» **Brief**
Find the lines holding the word "Control" and collect them.

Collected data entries

>> Begin

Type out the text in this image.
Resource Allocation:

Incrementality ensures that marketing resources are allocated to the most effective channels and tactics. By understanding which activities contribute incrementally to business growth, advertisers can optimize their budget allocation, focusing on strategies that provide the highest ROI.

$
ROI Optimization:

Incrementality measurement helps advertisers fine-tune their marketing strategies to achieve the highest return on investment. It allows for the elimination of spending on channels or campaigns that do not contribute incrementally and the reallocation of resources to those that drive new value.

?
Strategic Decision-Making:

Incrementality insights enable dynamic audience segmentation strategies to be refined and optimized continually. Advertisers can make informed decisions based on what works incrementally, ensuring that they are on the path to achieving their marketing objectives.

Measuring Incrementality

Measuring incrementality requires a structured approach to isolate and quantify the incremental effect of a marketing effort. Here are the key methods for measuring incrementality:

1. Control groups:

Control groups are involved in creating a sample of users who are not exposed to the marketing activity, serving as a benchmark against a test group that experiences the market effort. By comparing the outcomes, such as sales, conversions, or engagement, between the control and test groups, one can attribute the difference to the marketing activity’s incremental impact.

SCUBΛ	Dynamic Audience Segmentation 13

>> End

» **Reply to the task**
1. Control groups:
Control groups are involved in creating a sample of users who are not exposed to the marketing activity, serving as a benchmark against a test group that experiences the market effort. By comparing the outcomes, such as sales, conversions, or engagement, between the control and test groups, one can attribute the difference to the marketing activity’s incremental impact.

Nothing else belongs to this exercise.